# What is being asked
Search the data below for the string "Belopp". Extract every line that contains it.

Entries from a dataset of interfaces
□ □ □ □

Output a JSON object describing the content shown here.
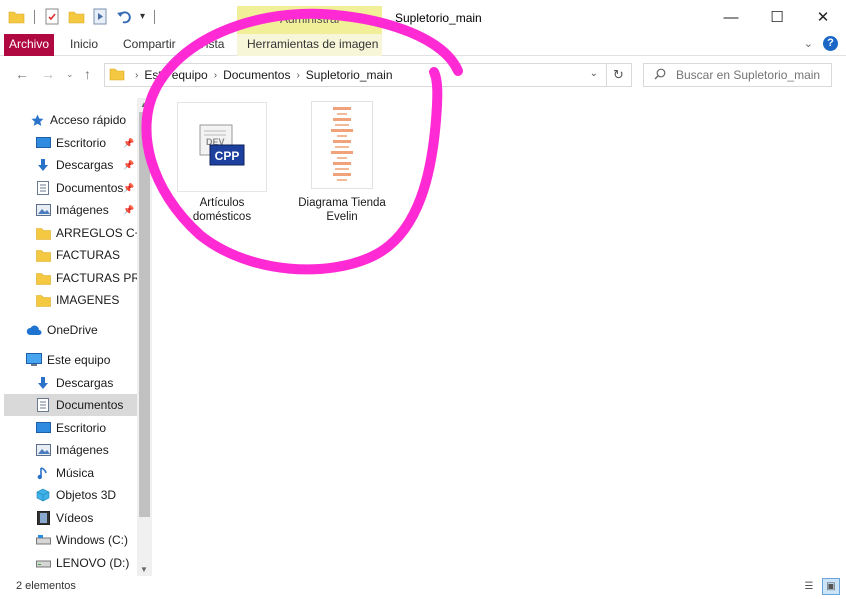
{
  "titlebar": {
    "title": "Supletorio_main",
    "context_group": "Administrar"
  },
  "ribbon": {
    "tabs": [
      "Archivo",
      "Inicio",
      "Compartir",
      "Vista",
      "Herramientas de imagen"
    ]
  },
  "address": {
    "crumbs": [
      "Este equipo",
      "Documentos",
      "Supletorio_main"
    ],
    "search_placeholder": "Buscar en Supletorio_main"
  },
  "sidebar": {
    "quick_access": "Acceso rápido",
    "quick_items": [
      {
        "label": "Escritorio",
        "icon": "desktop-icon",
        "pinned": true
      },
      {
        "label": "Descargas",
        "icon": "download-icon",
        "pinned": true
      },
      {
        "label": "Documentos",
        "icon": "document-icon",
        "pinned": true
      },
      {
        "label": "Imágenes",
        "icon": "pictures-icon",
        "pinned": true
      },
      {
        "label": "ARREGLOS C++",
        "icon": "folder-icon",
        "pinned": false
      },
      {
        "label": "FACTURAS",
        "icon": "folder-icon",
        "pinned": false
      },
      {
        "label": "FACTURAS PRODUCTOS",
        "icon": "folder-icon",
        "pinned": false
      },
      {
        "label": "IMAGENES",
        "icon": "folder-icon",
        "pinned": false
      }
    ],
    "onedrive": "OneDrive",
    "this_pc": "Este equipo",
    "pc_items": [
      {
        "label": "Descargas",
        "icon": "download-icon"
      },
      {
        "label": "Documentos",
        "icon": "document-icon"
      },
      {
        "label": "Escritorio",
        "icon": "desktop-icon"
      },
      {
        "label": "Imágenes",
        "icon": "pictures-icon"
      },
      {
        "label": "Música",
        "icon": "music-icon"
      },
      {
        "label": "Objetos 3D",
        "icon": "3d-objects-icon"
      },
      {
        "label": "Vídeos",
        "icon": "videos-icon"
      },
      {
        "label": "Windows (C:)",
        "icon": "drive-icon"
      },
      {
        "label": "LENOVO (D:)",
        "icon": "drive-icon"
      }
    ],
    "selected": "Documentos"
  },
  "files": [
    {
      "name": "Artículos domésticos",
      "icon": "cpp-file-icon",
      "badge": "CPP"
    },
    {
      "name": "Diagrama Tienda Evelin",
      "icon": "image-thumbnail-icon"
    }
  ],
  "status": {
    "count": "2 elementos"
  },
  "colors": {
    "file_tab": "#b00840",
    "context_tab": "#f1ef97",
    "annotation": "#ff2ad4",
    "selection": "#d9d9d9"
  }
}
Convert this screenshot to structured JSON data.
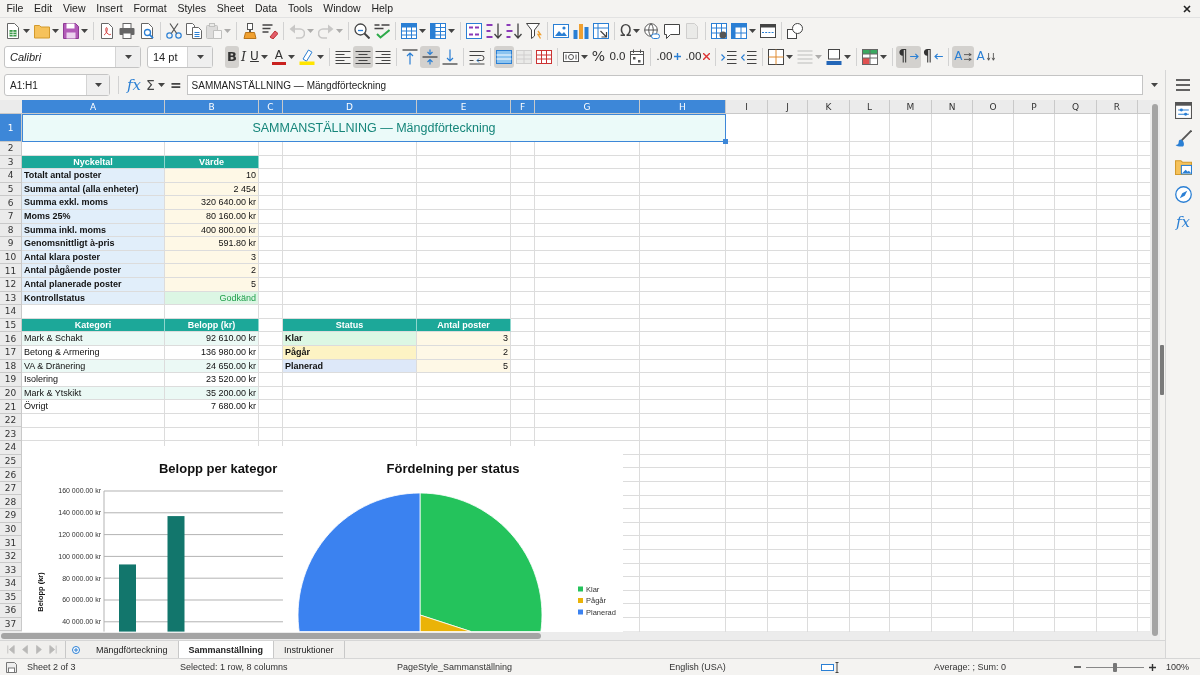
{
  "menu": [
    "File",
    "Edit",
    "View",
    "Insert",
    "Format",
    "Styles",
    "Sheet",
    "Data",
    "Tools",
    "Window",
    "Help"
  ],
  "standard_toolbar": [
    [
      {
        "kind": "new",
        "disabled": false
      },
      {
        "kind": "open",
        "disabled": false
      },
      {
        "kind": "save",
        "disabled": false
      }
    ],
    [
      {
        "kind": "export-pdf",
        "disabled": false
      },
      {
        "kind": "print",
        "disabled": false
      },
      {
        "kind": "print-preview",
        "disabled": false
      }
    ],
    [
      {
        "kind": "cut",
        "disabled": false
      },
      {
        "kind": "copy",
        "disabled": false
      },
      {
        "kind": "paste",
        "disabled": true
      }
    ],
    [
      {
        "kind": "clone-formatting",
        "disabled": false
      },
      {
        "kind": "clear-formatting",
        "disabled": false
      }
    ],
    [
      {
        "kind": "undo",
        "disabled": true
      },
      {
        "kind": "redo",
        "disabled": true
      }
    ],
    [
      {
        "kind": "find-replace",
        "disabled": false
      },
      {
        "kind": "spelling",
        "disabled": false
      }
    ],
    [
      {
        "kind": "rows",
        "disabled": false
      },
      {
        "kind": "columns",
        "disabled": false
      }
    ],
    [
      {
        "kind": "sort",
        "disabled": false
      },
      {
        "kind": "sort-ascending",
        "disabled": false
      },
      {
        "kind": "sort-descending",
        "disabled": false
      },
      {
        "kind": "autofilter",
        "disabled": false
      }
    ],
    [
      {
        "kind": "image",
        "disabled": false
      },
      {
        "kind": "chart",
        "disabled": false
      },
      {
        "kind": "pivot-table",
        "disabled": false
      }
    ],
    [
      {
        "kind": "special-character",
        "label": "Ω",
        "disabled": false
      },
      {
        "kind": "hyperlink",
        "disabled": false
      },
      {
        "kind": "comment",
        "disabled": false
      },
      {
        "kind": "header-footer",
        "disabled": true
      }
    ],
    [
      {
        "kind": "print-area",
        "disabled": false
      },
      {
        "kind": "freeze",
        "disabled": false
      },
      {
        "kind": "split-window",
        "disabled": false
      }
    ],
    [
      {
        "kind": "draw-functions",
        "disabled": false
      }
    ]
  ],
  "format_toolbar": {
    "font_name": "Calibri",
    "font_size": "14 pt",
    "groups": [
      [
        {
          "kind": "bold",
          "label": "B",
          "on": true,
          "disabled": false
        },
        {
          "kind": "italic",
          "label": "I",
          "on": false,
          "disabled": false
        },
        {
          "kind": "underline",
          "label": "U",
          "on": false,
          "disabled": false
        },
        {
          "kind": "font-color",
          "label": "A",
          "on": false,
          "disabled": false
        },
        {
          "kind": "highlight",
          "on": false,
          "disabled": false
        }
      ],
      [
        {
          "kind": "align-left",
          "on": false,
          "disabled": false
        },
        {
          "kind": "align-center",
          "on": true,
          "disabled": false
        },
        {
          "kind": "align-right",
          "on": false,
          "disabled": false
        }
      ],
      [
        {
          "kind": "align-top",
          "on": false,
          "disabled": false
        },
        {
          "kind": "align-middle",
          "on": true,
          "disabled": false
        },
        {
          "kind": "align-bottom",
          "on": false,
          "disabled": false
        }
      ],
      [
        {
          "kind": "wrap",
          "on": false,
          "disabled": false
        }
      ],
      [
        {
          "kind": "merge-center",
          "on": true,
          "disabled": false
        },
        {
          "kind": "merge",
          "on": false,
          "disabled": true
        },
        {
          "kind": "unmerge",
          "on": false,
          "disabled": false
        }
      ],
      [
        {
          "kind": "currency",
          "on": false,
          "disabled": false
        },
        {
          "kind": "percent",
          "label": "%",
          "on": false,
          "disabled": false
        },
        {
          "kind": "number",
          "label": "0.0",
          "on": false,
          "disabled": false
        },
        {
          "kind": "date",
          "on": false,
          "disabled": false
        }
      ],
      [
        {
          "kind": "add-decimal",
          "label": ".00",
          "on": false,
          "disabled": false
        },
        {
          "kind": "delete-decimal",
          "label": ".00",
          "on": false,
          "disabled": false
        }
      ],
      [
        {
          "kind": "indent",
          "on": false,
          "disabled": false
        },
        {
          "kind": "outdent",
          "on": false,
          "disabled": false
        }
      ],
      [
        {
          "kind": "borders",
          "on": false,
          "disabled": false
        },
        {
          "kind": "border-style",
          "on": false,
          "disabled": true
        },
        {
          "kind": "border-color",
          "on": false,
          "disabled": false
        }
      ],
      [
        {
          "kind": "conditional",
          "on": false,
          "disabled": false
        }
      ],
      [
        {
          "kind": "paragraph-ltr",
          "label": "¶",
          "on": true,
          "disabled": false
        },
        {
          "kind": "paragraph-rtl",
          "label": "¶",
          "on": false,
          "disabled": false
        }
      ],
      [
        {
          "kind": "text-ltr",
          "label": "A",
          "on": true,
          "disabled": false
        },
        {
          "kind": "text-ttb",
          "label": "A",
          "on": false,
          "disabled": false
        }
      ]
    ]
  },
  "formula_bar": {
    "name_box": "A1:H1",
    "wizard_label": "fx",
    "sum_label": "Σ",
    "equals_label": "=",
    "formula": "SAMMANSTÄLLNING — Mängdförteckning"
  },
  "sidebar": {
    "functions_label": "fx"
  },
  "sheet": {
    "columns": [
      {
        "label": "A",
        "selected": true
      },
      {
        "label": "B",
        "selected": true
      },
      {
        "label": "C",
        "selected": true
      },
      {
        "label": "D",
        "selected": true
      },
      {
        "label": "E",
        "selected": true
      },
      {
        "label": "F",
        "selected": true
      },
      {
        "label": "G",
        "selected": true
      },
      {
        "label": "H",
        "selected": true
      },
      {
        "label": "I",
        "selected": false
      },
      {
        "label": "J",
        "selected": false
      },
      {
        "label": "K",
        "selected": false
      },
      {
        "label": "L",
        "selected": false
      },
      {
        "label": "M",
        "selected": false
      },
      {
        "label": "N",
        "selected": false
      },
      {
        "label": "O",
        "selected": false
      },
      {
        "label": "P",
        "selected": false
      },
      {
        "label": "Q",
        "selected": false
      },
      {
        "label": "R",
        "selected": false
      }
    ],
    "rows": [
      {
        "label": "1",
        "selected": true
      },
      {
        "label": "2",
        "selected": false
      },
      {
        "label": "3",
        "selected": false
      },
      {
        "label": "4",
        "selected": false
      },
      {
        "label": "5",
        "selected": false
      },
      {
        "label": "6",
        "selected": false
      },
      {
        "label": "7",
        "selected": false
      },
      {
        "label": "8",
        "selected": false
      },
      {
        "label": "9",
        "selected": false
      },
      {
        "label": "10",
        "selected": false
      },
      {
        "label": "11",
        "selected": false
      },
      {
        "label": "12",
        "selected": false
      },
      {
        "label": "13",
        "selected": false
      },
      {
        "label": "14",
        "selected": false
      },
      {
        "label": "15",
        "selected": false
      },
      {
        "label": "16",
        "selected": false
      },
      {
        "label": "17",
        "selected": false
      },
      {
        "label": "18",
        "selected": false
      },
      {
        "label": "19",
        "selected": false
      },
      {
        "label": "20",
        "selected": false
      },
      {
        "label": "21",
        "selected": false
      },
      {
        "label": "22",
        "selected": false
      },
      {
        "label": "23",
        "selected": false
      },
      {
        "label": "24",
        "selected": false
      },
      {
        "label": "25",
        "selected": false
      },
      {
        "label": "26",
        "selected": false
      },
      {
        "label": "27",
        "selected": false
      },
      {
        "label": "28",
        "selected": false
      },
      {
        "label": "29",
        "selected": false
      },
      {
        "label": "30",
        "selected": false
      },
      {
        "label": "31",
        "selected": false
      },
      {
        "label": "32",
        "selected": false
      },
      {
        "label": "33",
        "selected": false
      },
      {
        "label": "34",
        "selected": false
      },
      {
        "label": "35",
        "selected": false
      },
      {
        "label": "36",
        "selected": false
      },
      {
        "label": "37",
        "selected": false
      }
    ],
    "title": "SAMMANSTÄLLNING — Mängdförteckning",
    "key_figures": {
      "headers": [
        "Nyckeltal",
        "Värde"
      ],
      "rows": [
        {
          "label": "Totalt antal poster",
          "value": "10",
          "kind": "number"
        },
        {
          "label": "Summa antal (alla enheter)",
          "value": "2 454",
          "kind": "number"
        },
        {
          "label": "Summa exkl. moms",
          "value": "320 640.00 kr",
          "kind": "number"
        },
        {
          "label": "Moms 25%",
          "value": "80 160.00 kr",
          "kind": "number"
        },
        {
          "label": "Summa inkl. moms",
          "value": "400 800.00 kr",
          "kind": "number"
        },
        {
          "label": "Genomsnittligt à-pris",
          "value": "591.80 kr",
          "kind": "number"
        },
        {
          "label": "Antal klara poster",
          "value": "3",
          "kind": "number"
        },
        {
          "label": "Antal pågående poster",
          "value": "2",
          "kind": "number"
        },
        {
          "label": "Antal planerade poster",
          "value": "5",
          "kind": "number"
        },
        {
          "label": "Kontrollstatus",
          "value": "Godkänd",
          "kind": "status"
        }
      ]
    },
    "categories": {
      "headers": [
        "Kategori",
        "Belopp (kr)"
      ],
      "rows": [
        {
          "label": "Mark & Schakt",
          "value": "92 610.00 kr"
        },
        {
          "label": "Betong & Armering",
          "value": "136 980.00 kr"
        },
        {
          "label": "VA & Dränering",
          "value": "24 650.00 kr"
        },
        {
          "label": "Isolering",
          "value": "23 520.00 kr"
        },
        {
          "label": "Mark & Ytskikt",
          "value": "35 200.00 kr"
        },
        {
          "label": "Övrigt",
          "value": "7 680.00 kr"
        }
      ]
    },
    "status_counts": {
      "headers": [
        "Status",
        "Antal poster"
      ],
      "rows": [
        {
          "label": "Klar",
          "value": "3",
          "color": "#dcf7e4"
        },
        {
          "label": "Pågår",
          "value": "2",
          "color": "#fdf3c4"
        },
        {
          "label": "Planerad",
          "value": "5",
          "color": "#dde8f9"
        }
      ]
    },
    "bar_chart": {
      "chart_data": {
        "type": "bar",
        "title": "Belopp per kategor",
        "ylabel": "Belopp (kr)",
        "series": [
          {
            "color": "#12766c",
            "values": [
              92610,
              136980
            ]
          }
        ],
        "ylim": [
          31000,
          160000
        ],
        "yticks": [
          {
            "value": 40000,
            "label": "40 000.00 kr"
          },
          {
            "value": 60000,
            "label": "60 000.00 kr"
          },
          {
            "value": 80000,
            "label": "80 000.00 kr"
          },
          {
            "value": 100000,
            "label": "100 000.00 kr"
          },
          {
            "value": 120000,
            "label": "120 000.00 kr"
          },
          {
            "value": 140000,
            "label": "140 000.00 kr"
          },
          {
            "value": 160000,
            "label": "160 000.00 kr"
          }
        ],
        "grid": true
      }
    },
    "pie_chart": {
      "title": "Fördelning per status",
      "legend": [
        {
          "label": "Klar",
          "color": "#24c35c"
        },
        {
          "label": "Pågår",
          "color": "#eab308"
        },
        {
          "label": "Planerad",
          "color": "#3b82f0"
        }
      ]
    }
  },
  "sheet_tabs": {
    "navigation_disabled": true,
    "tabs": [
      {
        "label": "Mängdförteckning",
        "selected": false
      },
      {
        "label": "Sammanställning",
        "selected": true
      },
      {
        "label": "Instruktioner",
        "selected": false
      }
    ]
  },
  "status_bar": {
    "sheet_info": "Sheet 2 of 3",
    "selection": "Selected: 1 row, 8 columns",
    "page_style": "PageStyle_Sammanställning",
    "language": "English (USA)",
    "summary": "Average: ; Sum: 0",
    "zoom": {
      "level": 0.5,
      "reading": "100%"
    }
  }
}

□ □ □ □

# Answer below
        "Belopp (kr)"
        "title": "Belopp per kategor",
        "ylabel": "Belopp (kr)",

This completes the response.